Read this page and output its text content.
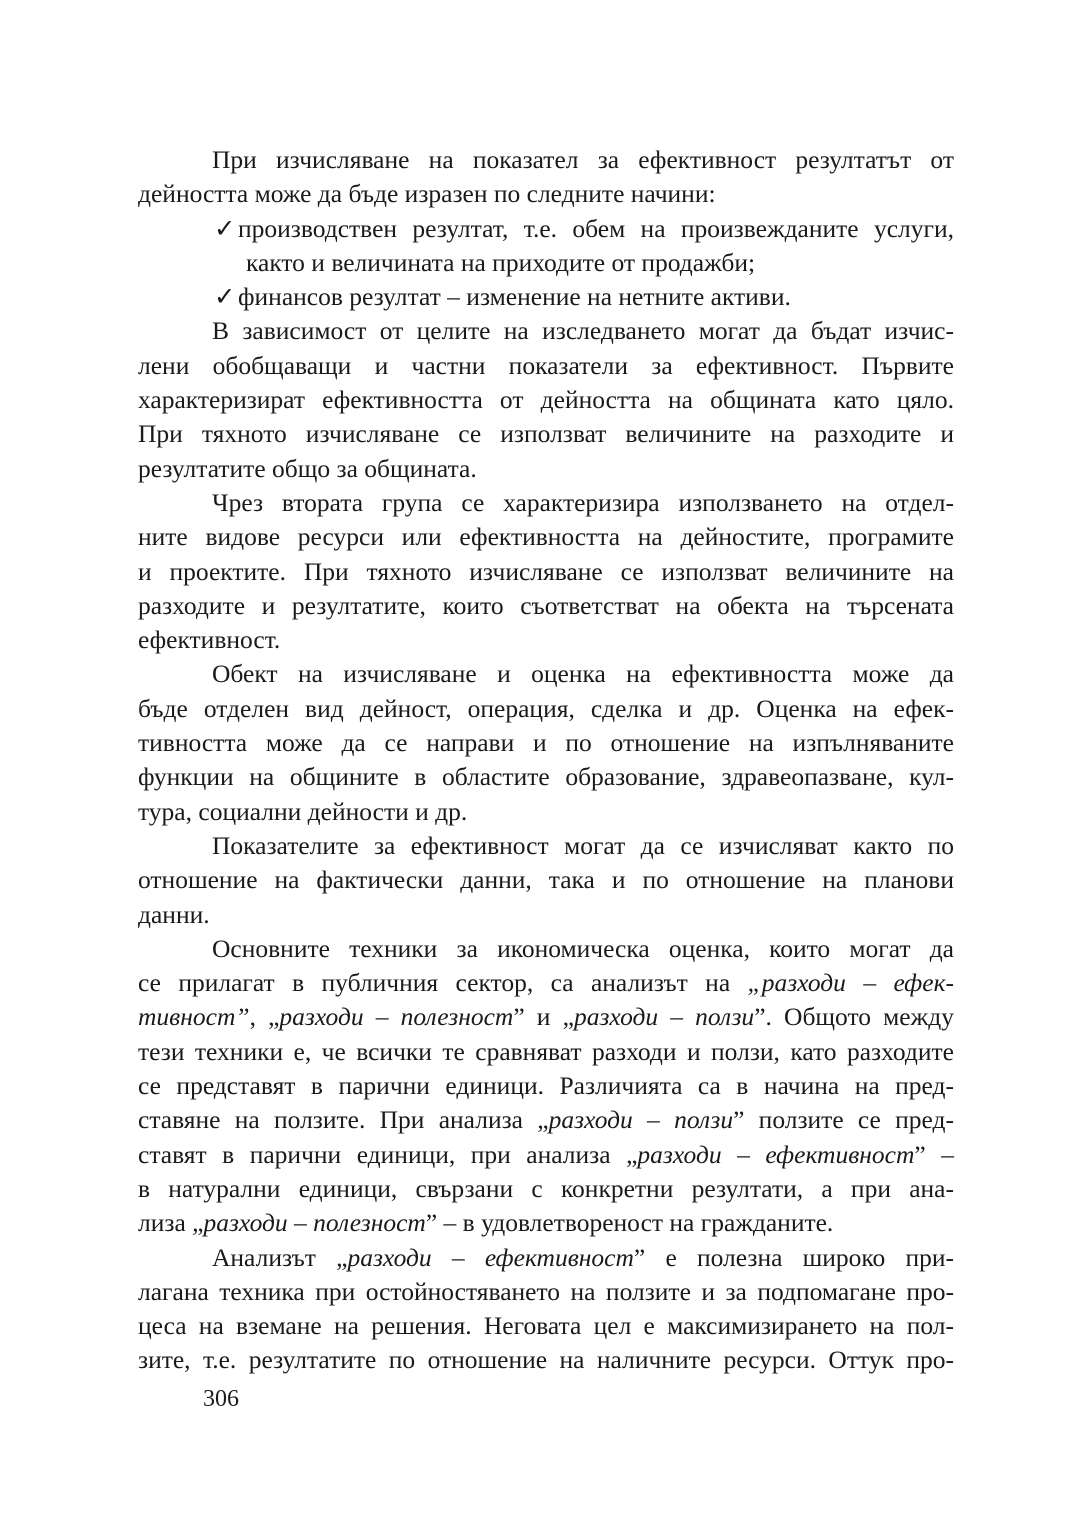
При изчисляване на показател за ефективност резултатът от
дейността може да бъде изразен по следните начини:
✓ производствен резултат, т.е. обем на произвежданите услуги,
както и величината на приходите от продажби;
✓ финансов резултат – изменение на нетните активи.
В зависимост от целите на изследването могат да бъдат изчис-
лени обобщаващи и частни показатели за ефективност. Първите
характеризират ефективността от дейността на общината като цяло.
При тяхното изчисляване се използват величините на разходите и
резултатите общо за общината.
Чрез втората група се характеризира използването на отдел-
ните видове ресурси или ефективността на дейностите, програмите
и проектите. При тяхното изчисляване се използват величините на
разходите и резултатите, които съответстват на обекта на търсената
ефективност.
Обект на изчисляване и оценка на ефективността може да
бъде отделен вид дейност, операция, сделка и др. Оценка на ефек-
тивността може да се направи и по отношение на изпълняваните
функции на общините в областите образование, здравеопазване, кул-
тура, социални дейности и др.
Показателите за ефективност могат да се изчисляват както по
отношение на фактически данни, така и по отношение на планови
данни.
Основните техники за икономическа оценка, които могат да
се прилагат в публичния сектор, са анализът на „разходи – ефек-
тивност”, „разходи – полезност” и „разходи – ползи”. Общото между
тези техники е, че всички те сравняват разходи и ползи, като разходите
се представят в парични единици. Различията са в начина на пред-
ставяне на ползите. При анализа „разходи – ползи” ползите се пред-
ставят в парични единици, при анализа „разходи – ефективност” –
в натурални единици, свързани с конкретни резултати, а при ана-
лиза „разходи – полезност” – в удовлетвореност на гражданите.
Анализът „разходи – ефективност” е полезна широко при-
лагана техника при остойностяването на ползите и за подпомагане про-
цеса на вземане на решения. Неговата цел е максимизирането на пол-
зите, т.е. резултатите по отношение на наличните ресурси. Оттук про-
306
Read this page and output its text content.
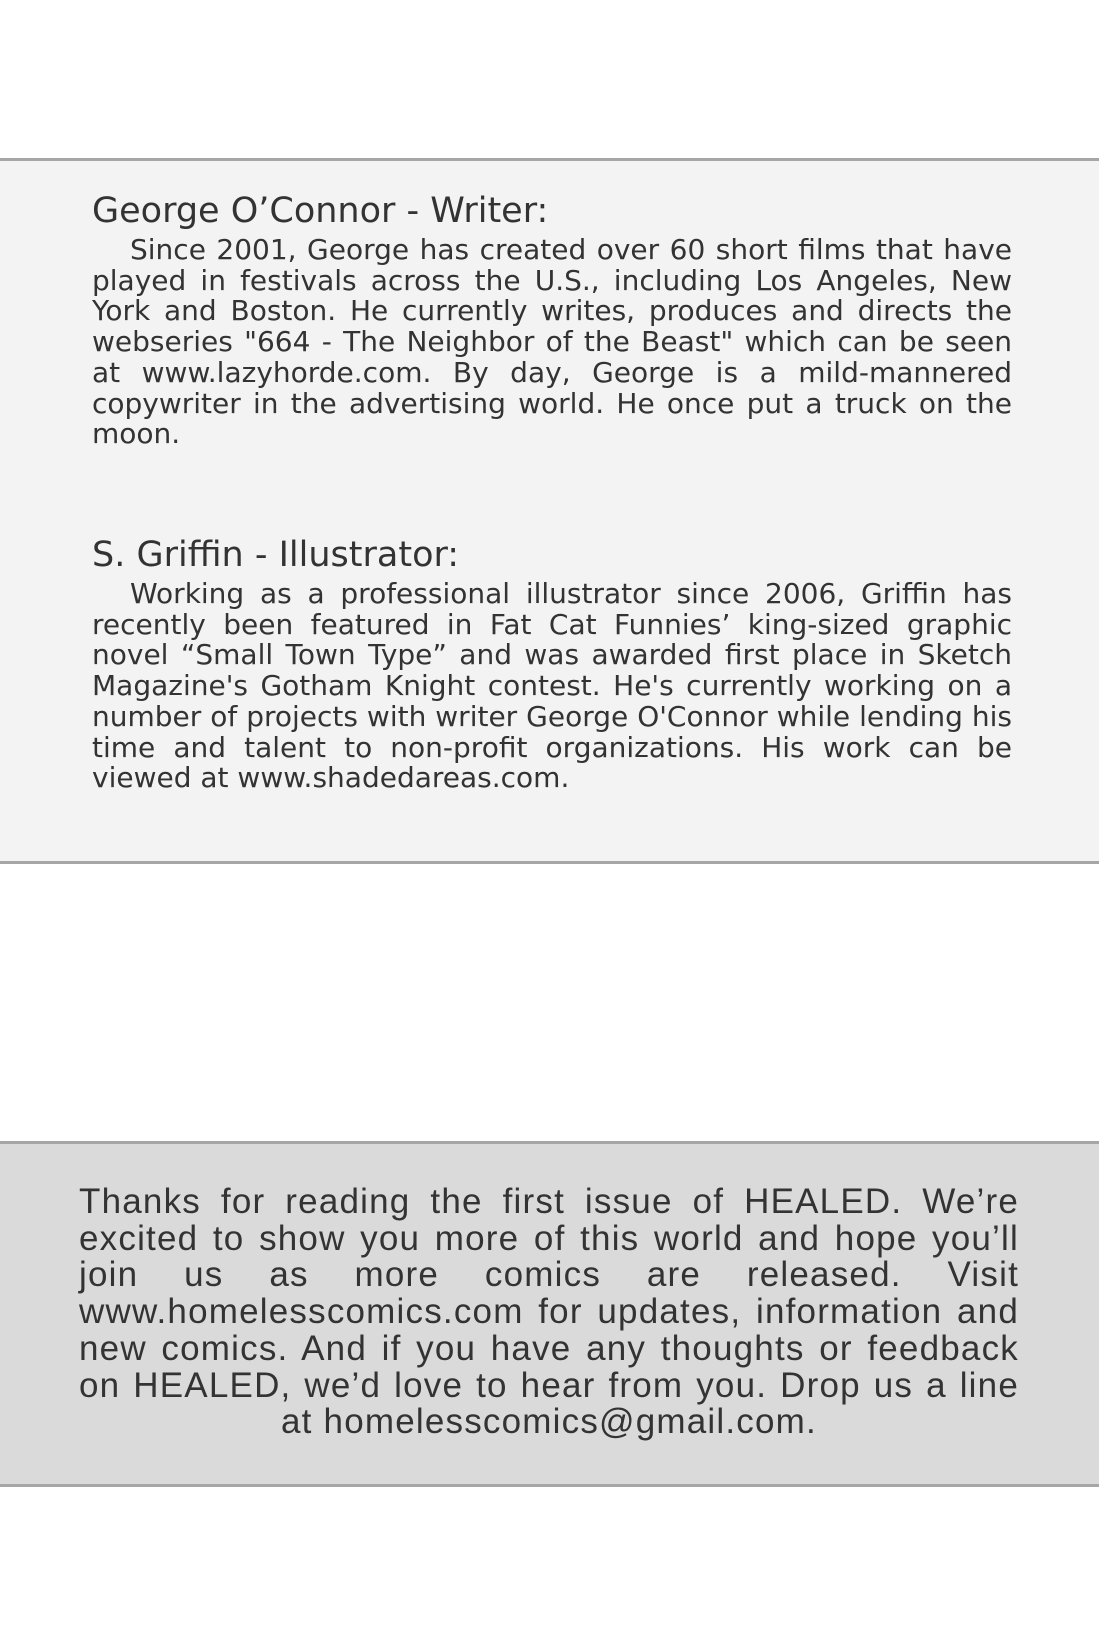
George O’Connor - Writer:

Since 2001, George has created over 60 short films that have played in festivals across the U.S., including Los Angeles, New York and Boston. He currently writes, produces and directs the webseries "664 - The Neighbor of the Beast" which can be seen at www.lazyhorde.com. By day, George is a mild-mannered copywriter in the advertising world. He once put a truck on the moon.

S. Griffin - Illustrator:

Working as a professional illustrator since 2006, Griffin has recently been featured in Fat Cat Funnies’ king-sized graphic novel “Small Town Type” and was awarded first place in Sketch Magazine's Gotham Knight contest. He's currently working on a number of projects with writer George O'Connor while lending his time and talent to non-profit organizations. His work can be viewed at www.shadedareas.com.

Thanks for reading the first issue of HEALED. We’re excited to show you more of this world and hope you’ll join us as more comics are released. Visit www.homelesscomics.com for updates, information and new comics. And if you have any thoughts or feedback on HEALED, we’d love to hear from you. Drop us a line at homelesscomics@gmail.com.
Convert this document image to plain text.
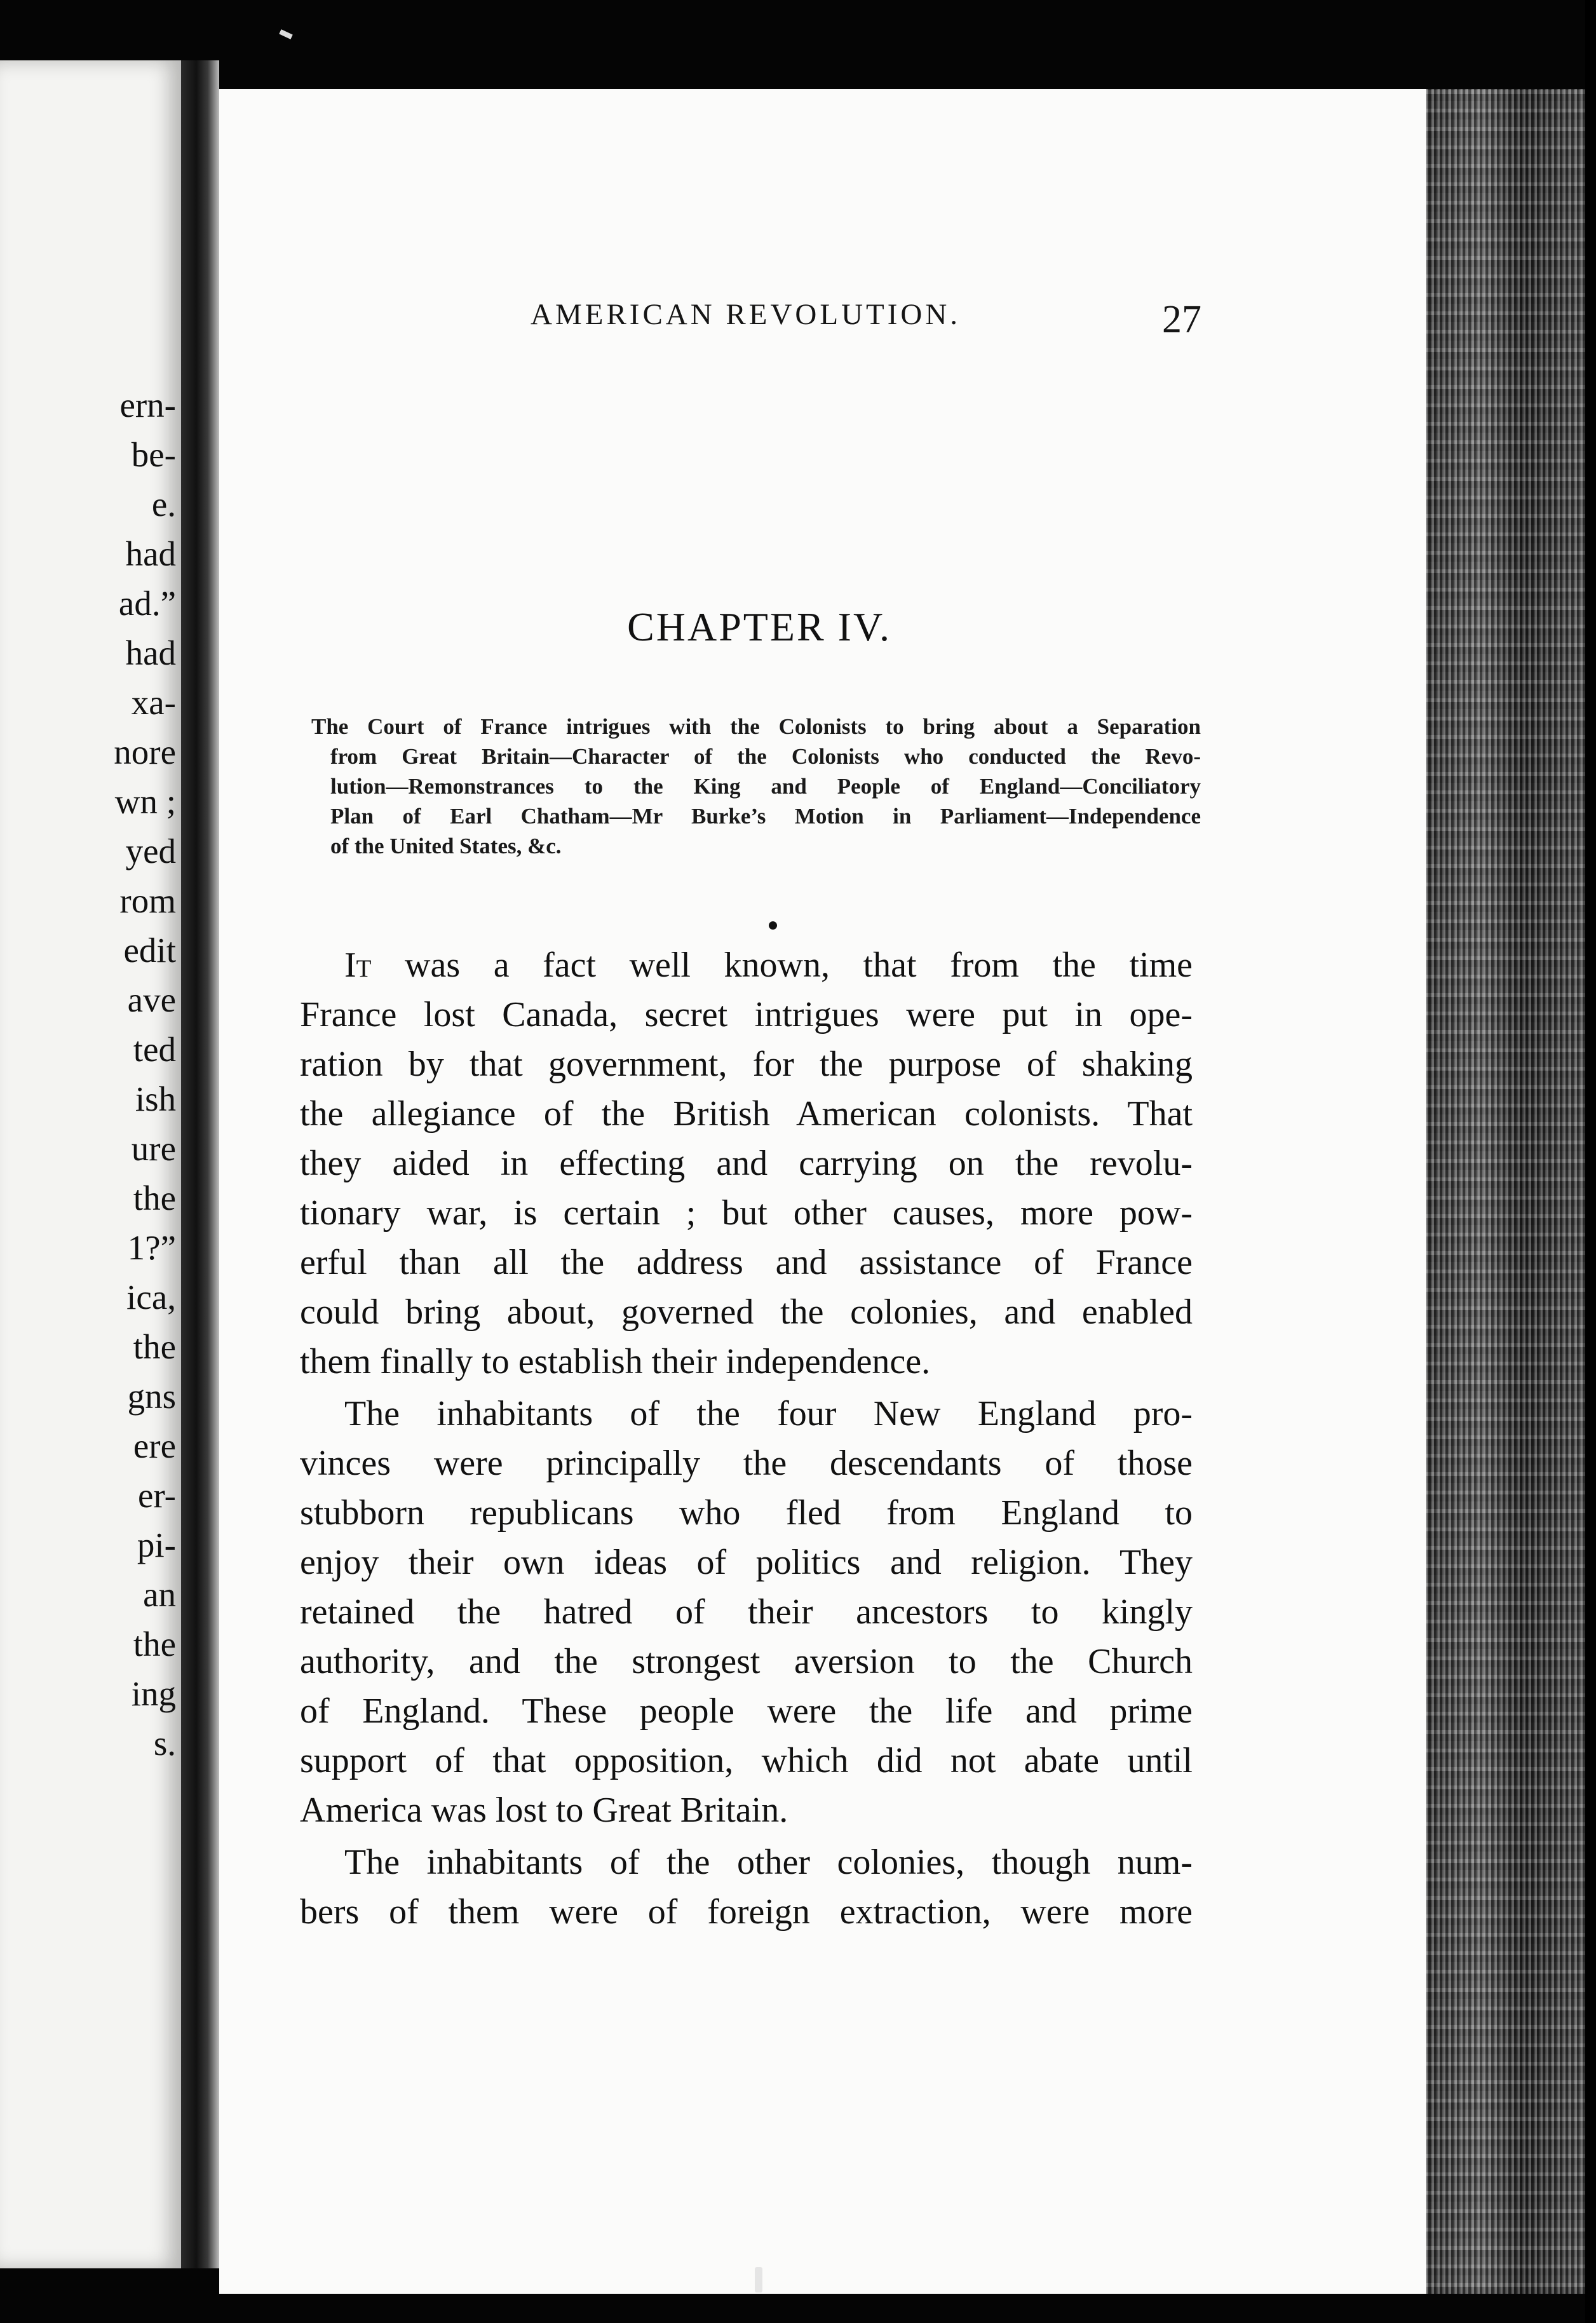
ern-

be-

e.

had

ad.”

had

xa-

nore

wn ;

yed

rom

edit

ave

ted

ish

ure

the

1?”

ica,

the

gns

ere

er-

pi-

an

the

ing

s.

AMERICAN REVOLUTION.	27
CHAPTER IV.
The Court of France intrigues with the Colonists to bring about a Separation
from Great Britain—Character of the Colonists who conducted the Revo-
lution—Remonstrances to the King and People of England—Conciliatory
Plan of Earl Chatham—Mr Burke’s Motion in Parliament—Independence
of the United States, &c.
It was a fact well known, that from the time
France lost Canada, secret intrigues were put in ope-
ration by that government, for the purpose of shaking
the allegiance of the British American colonists. That
they aided in effecting and carrying on the revolu-
tionary war, is certain ; but other causes, more pow-
erful than all the address and assistance of France
could bring about, governed the colonies, and enabled
them finally to establish their independence.
The inhabitants of the four New England pro-
vinces were principally the descendants of those
stubborn republicans who fled from England to
enjoy their own ideas of politics and religion. They
retained the hatred of their ancestors to kingly
authority, and the strongest aversion to the Church
of England. These people were the life and prime
support of that opposition, which did not abate until
America was lost to Great Britain.
The inhabitants of the other colonies, though num-
bers of them were of foreign extraction, were more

□ □ □ □ □ □ □

* Exercise description *
Your task is to repeat the material above exactly, without its pictures.

* Solution *
Read this page and output its text content.
При изчисляване на показател за ефективност резултатът от
дейността може да бъде изразен по следните начини:
✓ производствен резултат, т.е. обем на произвежданите услуги,
както и величината на приходите от продажби;
✓ финансов резултат – изменение на нетните активи.
В зависимост от целите на изследването могат да бъдат изчис-
лени обобщаващи и частни показатели за ефективност. Първите
характеризират ефективността от дейността на общината като цяло.
При тяхното изчисляване се използват величините на разходите и
резултатите общо за общината.
Чрез втората група се характеризира използването на отдел-
ните видове ресурси или ефективността на дейностите, програмите
и проектите. При тяхното изчисляване се използват величините на
разходите и резултатите, които съответстват на обекта на търсената
ефективност.
Обект на изчисляване и оценка на ефективността може да
бъде отделен вид дейност, операция, сделка и др. Оценка на ефек-
тивността може да се направи и по отношение на изпълняваните
функции на общините в областите образование, здравеопазване, кул-
тура, социални дейности и др.
Показателите за ефективност могат да се изчисляват както по
отношение на фактически данни, така и по отношение на планови
данни.
Основните техники за икономическа оценка, които могат да
се прилагат в публичния сектор, са анализът на „разходи – ефек-
тивност”, „разходи – полезност” и „разходи – ползи”. Общото между
тези техники е, че всички те сравняват разходи и ползи, като разходите
се представят в парични единици. Различията са в начина на пред-
ставяне на ползите. При анализа „разходи – ползи” ползите се пред-
ставят в парични единици, при анализа „разходи – ефективност” –
в натурални единици, свързани с конкретни резултати, а при ана-
лиза „разходи – полезност” – в удовлетвореност на гражданите.
Анализът „разходи – ефективност” е полезна широко при-
лагана техника при остойностяването на ползите и за подпомагане про-
цеса на вземане на решения. Неговата цел е максимизирането на пол-
зите, т.е. резултатите по отношение на наличните ресурси. Оттук про-
306
Read this page and output its text content.
George O’Connor - Writer:

Since 2001, George has created over 60 short films that have played in festivals across the U.S., including Los Angeles, New York and Boston. He currently writes, produces and directs the webseries "664 - The Neighbor of the Beast" which can be seen at www.lazyhorde.com. By day, George is a mild-mannered copywriter in the advertising world. He once put a truck on the moon.

S. Griffin - Illustrator:

Working as a professional illustrator since 2006, Griffin has recently been featured in Fat Cat Funnies’ king-sized graphic novel “Small Town Type” and was awarded first place in Sketch Magazine's Gotham Knight contest. He's currently working on a number of projects with writer George O'Connor while lending his time and talent to non-profit organizations. His work can be viewed at www.shadedareas.com.

Thanks for reading the first issue of HEALED. We’re excited to show you more of this world and hope you’ll join us as more comics are released. Visit www.homelesscomics.com for updates, information and new comics. And if you have any thoughts or feedback on HEALED, we’d love to hear from you. Drop us a line at homelesscomics@gmail.com.
Convert this document image to plain text.
ern-

be-

e.

had

ad.”

had

xa-

nore

wn ;

yed

rom

edit

ave

ted

ish

ure

the

1?”

ica,

the

gns

ere

er-

pi-

an

the

ing

s.

AMERICAN REVOLUTION.	27
CHAPTER IV.
The Court of France intrigues with the Colonists to bring about a Separation
from Great Britain—Character of the Colonists who conducted the Revo-
lution—Remonstrances to the King and People of England—Conciliatory
Plan of Earl Chatham—Mr Burke’s Motion in Parliament—Independence
of the United States, &c.
It was a fact well known, that from the time
France lost Canada, secret intrigues were put in ope-
ration by that government, for the purpose of shaking
the allegiance of the British American colonists. That
they aided in effecting and carrying on the revolu-
tionary war, is certain ; but other causes, more pow-
erful than all the address and assistance of France
could bring about, governed the colonies, and enabled
them finally to establish their independence.
The inhabitants of the four New England pro-
vinces were principally the descendants of those
stubborn republicans who fled from England to
enjoy their own ideas of politics and religion. They
retained the hatred of their ancestors to kingly
authority, and the strongest aversion to the Church
of England. These people were the life and prime
support of that opposition, which did not abate until
America was lost to Great Britain.
The inhabitants of the other colonies, though num-
bers of them were of foreign extraction, were more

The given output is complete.